** START OF Data entries **

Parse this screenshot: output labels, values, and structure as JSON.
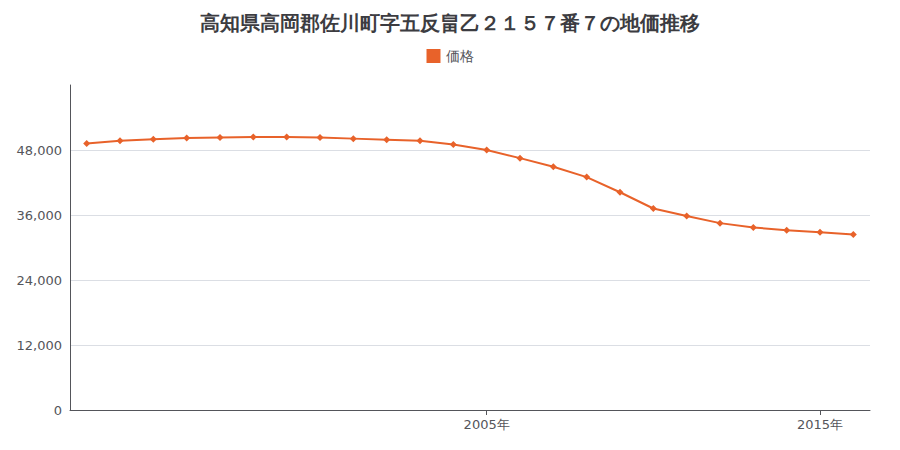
{
  "chart_data": {
    "type": "line",
    "title": "高知県高岡郡佐川町字五反畠乙２１５７番７の地価推移",
    "x": [
      1993,
      1994,
      1995,
      1996,
      1997,
      1998,
      1999,
      2000,
      2001,
      2002,
      2003,
      2004,
      2005,
      2006,
      2007,
      2008,
      2009,
      2010,
      2011,
      2012,
      2013,
      2014,
      2015,
      2016
    ],
    "series": [
      {
        "name": "価格",
        "color": "#e8622a",
        "marker": "diamond",
        "values": [
          49200,
          49700,
          50000,
          50200,
          50300,
          50400,
          50400,
          50300,
          50100,
          49900,
          49700,
          49000,
          48000,
          46500,
          44900,
          43000,
          40200,
          37200,
          35800,
          34500,
          33700,
          33200,
          32800,
          32400
        ]
      }
    ],
    "xlim": [
      1992.5,
      2016.5
    ],
    "xticks": [
      {
        "value": 2005,
        "label": "2005年"
      },
      {
        "value": 2015,
        "label": "2015年"
      }
    ],
    "ylim": [
      0,
      60000
    ],
    "yticks": [
      0,
      {
        "value": 12000,
        "label": "12,000"
      },
      {
        "value": 24000,
        "label": "24,000"
      },
      {
        "value": 36000,
        "label": "36,000"
      },
      {
        "value": 48000,
        "label": "48,000"
      }
    ],
    "grid": "y",
    "legend": "top"
  }
}
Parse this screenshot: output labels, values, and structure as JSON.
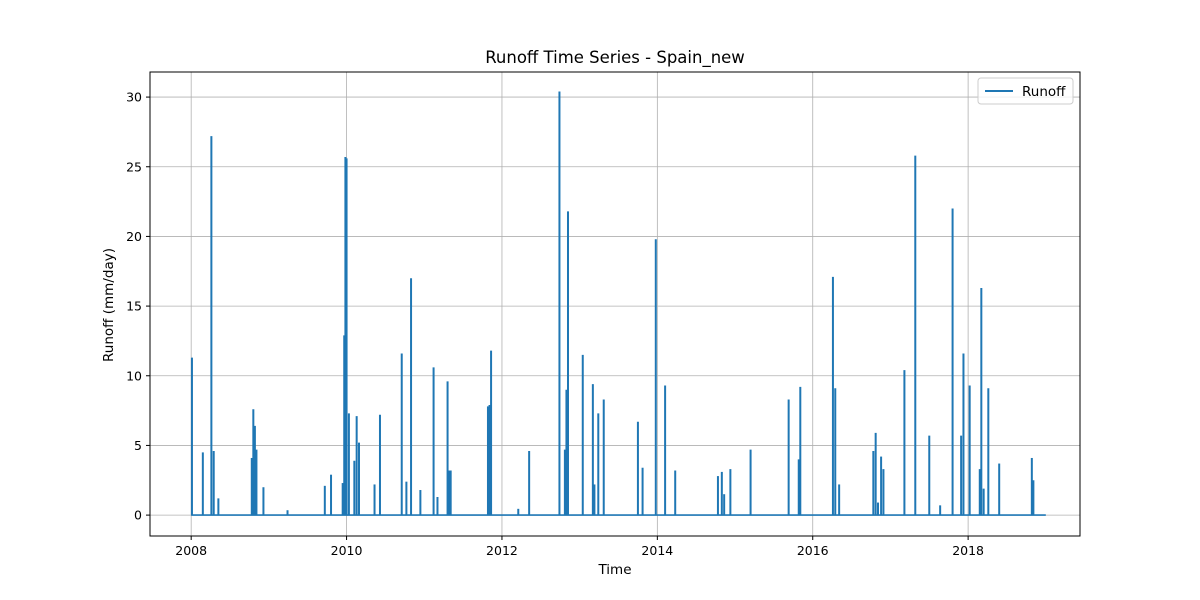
{
  "chart_data": {
    "type": "line",
    "title": "Runoff Time Series - Spain_new",
    "xlabel": "Time",
    "ylabel": "Runoff (mm/day)",
    "xlim": [
      2007.47,
      2019.44
    ],
    "ylim": [
      -1.5,
      31.8
    ],
    "x_ticks": [
      2008,
      2010,
      2012,
      2014,
      2016,
      2018
    ],
    "x_tick_labels": [
      "2008",
      "2010",
      "2012",
      "2014",
      "2016",
      "2018"
    ],
    "y_ticks": [
      0,
      5,
      10,
      15,
      20,
      25,
      30
    ],
    "y_tick_labels": [
      "0",
      "5",
      "10",
      "15",
      "20",
      "25",
      "30"
    ],
    "grid": true,
    "legend_position": "top-right",
    "series": [
      {
        "name": "Runoff",
        "color": "#1f77b4",
        "x_range": [
          2008.0,
          2019.0
        ],
        "spikes": [
          [
            2008.01,
            11.3
          ],
          [
            2008.15,
            4.5
          ],
          [
            2008.26,
            27.2
          ],
          [
            2008.29,
            4.6
          ],
          [
            2008.35,
            1.2
          ],
          [
            2008.78,
            4.1
          ],
          [
            2008.8,
            7.6
          ],
          [
            2008.82,
            6.4
          ],
          [
            2008.84,
            4.7
          ],
          [
            2008.93,
            2.0
          ],
          [
            2009.24,
            0.35
          ],
          [
            2009.72,
            2.1
          ],
          [
            2009.8,
            2.9
          ],
          [
            2009.95,
            2.3
          ],
          [
            2009.97,
            12.9
          ],
          [
            2009.985,
            25.7
          ],
          [
            2010.0,
            25.6
          ],
          [
            2010.03,
            7.3
          ],
          [
            2010.1,
            3.9
          ],
          [
            2010.13,
            7.1
          ],
          [
            2010.16,
            5.2
          ],
          [
            2010.36,
            2.2
          ],
          [
            2010.43,
            7.2
          ],
          [
            2010.71,
            11.6
          ],
          [
            2010.77,
            2.4
          ],
          [
            2010.83,
            17.0
          ],
          [
            2010.95,
            1.8
          ],
          [
            2011.12,
            10.6
          ],
          [
            2011.17,
            1.3
          ],
          [
            2011.3,
            9.6
          ],
          [
            2011.32,
            3.2
          ],
          [
            2011.34,
            3.2
          ],
          [
            2011.82,
            7.8
          ],
          [
            2011.84,
            7.9
          ],
          [
            2011.86,
            11.8
          ],
          [
            2012.21,
            0.45
          ],
          [
            2012.35,
            4.6
          ],
          [
            2012.74,
            30.4
          ],
          [
            2012.81,
            4.7
          ],
          [
            2012.83,
            9.0
          ],
          [
            2012.85,
            21.8
          ],
          [
            2013.04,
            11.5
          ],
          [
            2013.17,
            9.4
          ],
          [
            2013.19,
            2.2
          ],
          [
            2013.24,
            7.3
          ],
          [
            2013.31,
            8.3
          ],
          [
            2013.75,
            6.7
          ],
          [
            2013.81,
            3.4
          ],
          [
            2013.98,
            19.8
          ],
          [
            2014.1,
            9.3
          ],
          [
            2014.23,
            3.2
          ],
          [
            2014.78,
            2.8
          ],
          [
            2014.83,
            3.1
          ],
          [
            2014.86,
            1.5
          ],
          [
            2014.94,
            3.3
          ],
          [
            2015.2,
            4.7
          ],
          [
            2015.69,
            8.3
          ],
          [
            2015.82,
            4.0
          ],
          [
            2015.84,
            9.2
          ],
          [
            2016.26,
            17.1
          ],
          [
            2016.29,
            9.1
          ],
          [
            2016.34,
            2.2
          ],
          [
            2016.78,
            4.6
          ],
          [
            2016.81,
            5.9
          ],
          [
            2016.84,
            0.9
          ],
          [
            2016.88,
            4.2
          ],
          [
            2016.91,
            3.3
          ],
          [
            2017.18,
            10.4
          ],
          [
            2017.32,
            25.8
          ],
          [
            2017.5,
            5.7
          ],
          [
            2017.64,
            0.7
          ],
          [
            2017.8,
            22.0
          ],
          [
            2017.91,
            5.7
          ],
          [
            2017.94,
            11.6
          ],
          [
            2018.02,
            9.3
          ],
          [
            2018.15,
            3.3
          ],
          [
            2018.17,
            16.3
          ],
          [
            2018.2,
            1.9
          ],
          [
            2018.26,
            9.1
          ],
          [
            2018.4,
            3.7
          ],
          [
            2018.82,
            4.1
          ],
          [
            2018.84,
            2.5
          ]
        ]
      }
    ]
  }
}
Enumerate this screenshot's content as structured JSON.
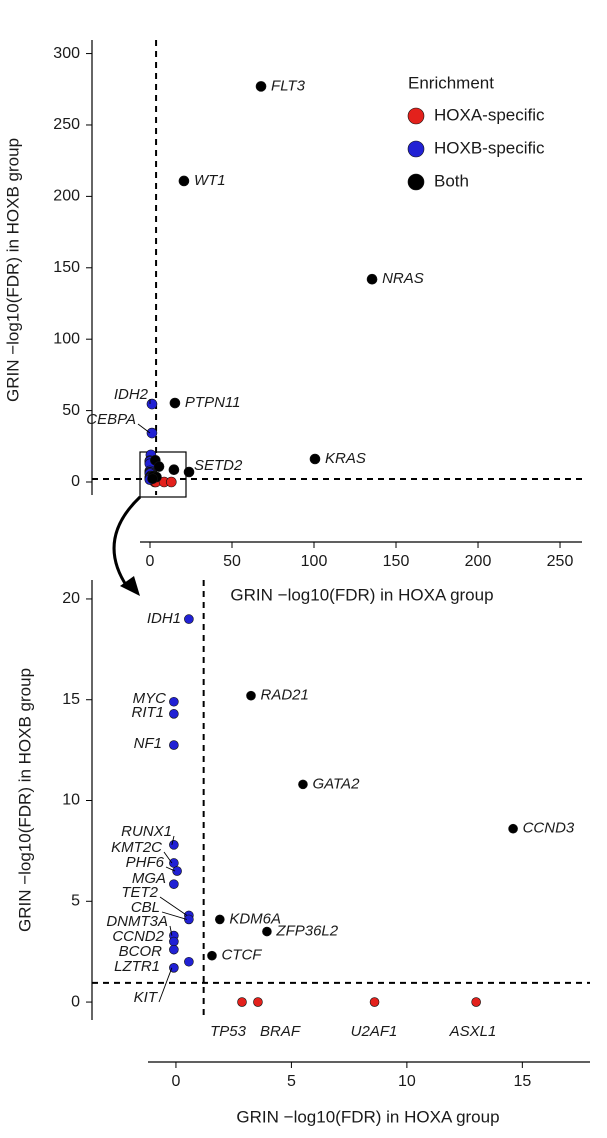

** END OF Data entries **

Given task →
Restate each entry word for word, please, but drop any images it holds.

Answer to the exercise →
Parse this screenshot: output labels, values, and structure as JSON.
{
  "chart_data": {
    "type": "line",
    "title": "高知県高岡郡佐川町字五反畠乙２１５７番７の地価推移",
    "x": [
      1993,
      1994,
      1995,
      1996,
      1997,
      1998,
      1999,
      2000,
      2001,
      2002,
      2003,
      2004,
      2005,
      2006,
      2007,
      2008,
      2009,
      2010,
      2011,
      2012,
      2013,
      2014,
      2015,
      2016
    ],
    "series": [
      {
        "name": "価格",
        "color": "#e8622a",
        "marker": "diamond",
        "values": [
          49200,
          49700,
          50000,
          50200,
          50300,
          50400,
          50400,
          50300,
          50100,
          49900,
          49700,
          49000,
          48000,
          46500,
          44900,
          43000,
          40200,
          37200,
          35800,
          34500,
          33700,
          33200,
          32800,
          32400
        ]
      }
    ],
    "xlim": [
      1992.5,
      2016.5
    ],
    "xticks": [
      {
        "value": 2005,
        "label": "2005年"
      },
      {
        "value": 2015,
        "label": "2015年"
      }
    ],
    "ylim": [
      0,
      60000
    ],
    "yticks": [
      0,
      {
        "value": 12000,
        "label": "12,000"
      },
      {
        "value": 24000,
        "label": "24,000"
      },
      {
        "value": 36000,
        "label": "36,000"
      },
      {
        "value": 48000,
        "label": "48,000"
      }
    ],
    "grid": "y",
    "legend": "top"
  }
}
Parse this screenshot: output labels, values, and structure as JSON.
{
  "chart_data": {
    "type": "line",
    "title": "Runoff Time Series - Spain_new",
    "xlabel": "Time",
    "ylabel": "Runoff (mm/day)",
    "xlim": [
      2007.47,
      2019.44
    ],
    "ylim": [
      -1.5,
      31.8
    ],
    "x_ticks": [
      2008,
      2010,
      2012,
      2014,
      2016,
      2018
    ],
    "x_tick_labels": [
      "2008",
      "2010",
      "2012",
      "2014",
      "2016",
      "2018"
    ],
    "y_ticks": [
      0,
      5,
      10,
      15,
      20,
      25,
      30
    ],
    "y_tick_labels": [
      "0",
      "5",
      "10",
      "15",
      "20",
      "25",
      "30"
    ],
    "grid": true,
    "legend_position": "top-right",
    "series": [
      {
        "name": "Runoff",
        "color": "#1f77b4",
        "x_range": [
          2008.0,
          2019.0
        ],
        "spikes": [
          [
            2008.01,
            11.3
          ],
          [
            2008.15,
            4.5
          ],
          [
            2008.26,
            27.2
          ],
          [
            2008.29,
            4.6
          ],
          [
            2008.35,
            1.2
          ],
          [
            2008.78,
            4.1
          ],
          [
            2008.8,
            7.6
          ],
          [
            2008.82,
            6.4
          ],
          [
            2008.84,
            4.7
          ],
          [
            2008.93,
            2.0
          ],
          [
            2009.24,
            0.35
          ],
          [
            2009.72,
            2.1
          ],
          [
            2009.8,
            2.9
          ],
          [
            2009.95,
            2.3
          ],
          [
            2009.97,
            12.9
          ],
          [
            2009.985,
            25.7
          ],
          [
            2010.0,
            25.6
          ],
          [
            2010.03,
            7.3
          ],
          [
            2010.1,
            3.9
          ],
          [
            2010.13,
            7.1
          ],
          [
            2010.16,
            5.2
          ],
          [
            2010.36,
            2.2
          ],
          [
            2010.43,
            7.2
          ],
          [
            2010.71,
            11.6
          ],
          [
            2010.77,
            2.4
          ],
          [
            2010.83,
            17.0
          ],
          [
            2010.95,
            1.8
          ],
          [
            2011.12,
            10.6
          ],
          [
            2011.17,
            1.3
          ],
          [
            2011.3,
            9.6
          ],
          [
            2011.32,
            3.2
          ],
          [
            2011.34,
            3.2
          ],
          [
            2011.82,
            7.8
          ],
          [
            2011.84,
            7.9
          ],
          [
            2011.86,
            11.8
          ],
          [
            2012.21,
            0.45
          ],
          [
            2012.35,
            4.6
          ],
          [
            2012.74,
            30.4
          ],
          [
            2012.81,
            4.7
          ],
          [
            2012.83,
            9.0
          ],
          [
            2012.85,
            21.8
          ],
          [
            2013.04,
            11.5
          ],
          [
            2013.17,
            9.4
          ],
          [
            2013.19,
            2.2
          ],
          [
            2013.24,
            7.3
          ],
          [
            2013.31,
            8.3
          ],
          [
            2013.75,
            6.7
          ],
          [
            2013.81,
            3.4
          ],
          [
            2013.98,
            19.8
          ],
          [
            2014.1,
            9.3
          ],
          [
            2014.23,
            3.2
          ],
          [
            2014.78,
            2.8
          ],
          [
            2014.83,
            3.1
          ],
          [
            2014.86,
            1.5
          ],
          [
            2014.94,
            3.3
          ],
          [
            2015.2,
            4.7
          ],
          [
            2015.69,
            8.3
          ],
          [
            2015.82,
            4.0
          ],
          [
            2015.84,
            9.2
          ],
          [
            2016.26,
            17.1
          ],
          [
            2016.29,
            9.1
          ],
          [
            2016.34,
            2.2
          ],
          [
            2016.78,
            4.6
          ],
          [
            2016.81,
            5.9
          ],
          [
            2016.84,
            0.9
          ],
          [
            2016.88,
            4.2
          ],
          [
            2016.91,
            3.3
          ],
          [
            2017.18,
            10.4
          ],
          [
            2017.32,
            25.8
          ],
          [
            2017.5,
            5.7
          ],
          [
            2017.64,
            0.7
          ],
          [
            2017.8,
            22.0
          ],
          [
            2017.91,
            5.7
          ],
          [
            2017.94,
            11.6
          ],
          [
            2018.02,
            9.3
          ],
          [
            2018.15,
            3.3
          ],
          [
            2018.17,
            16.3
          ],
          [
            2018.2,
            1.9
          ],
          [
            2018.26,
            9.1
          ],
          [
            2018.4,
            3.7
          ],
          [
            2018.82,
            4.1
          ],
          [
            2018.84,
            2.5
          ]
        ]
      }
    ]
  }
}
Enumerate this screenshot's content as structured JSON.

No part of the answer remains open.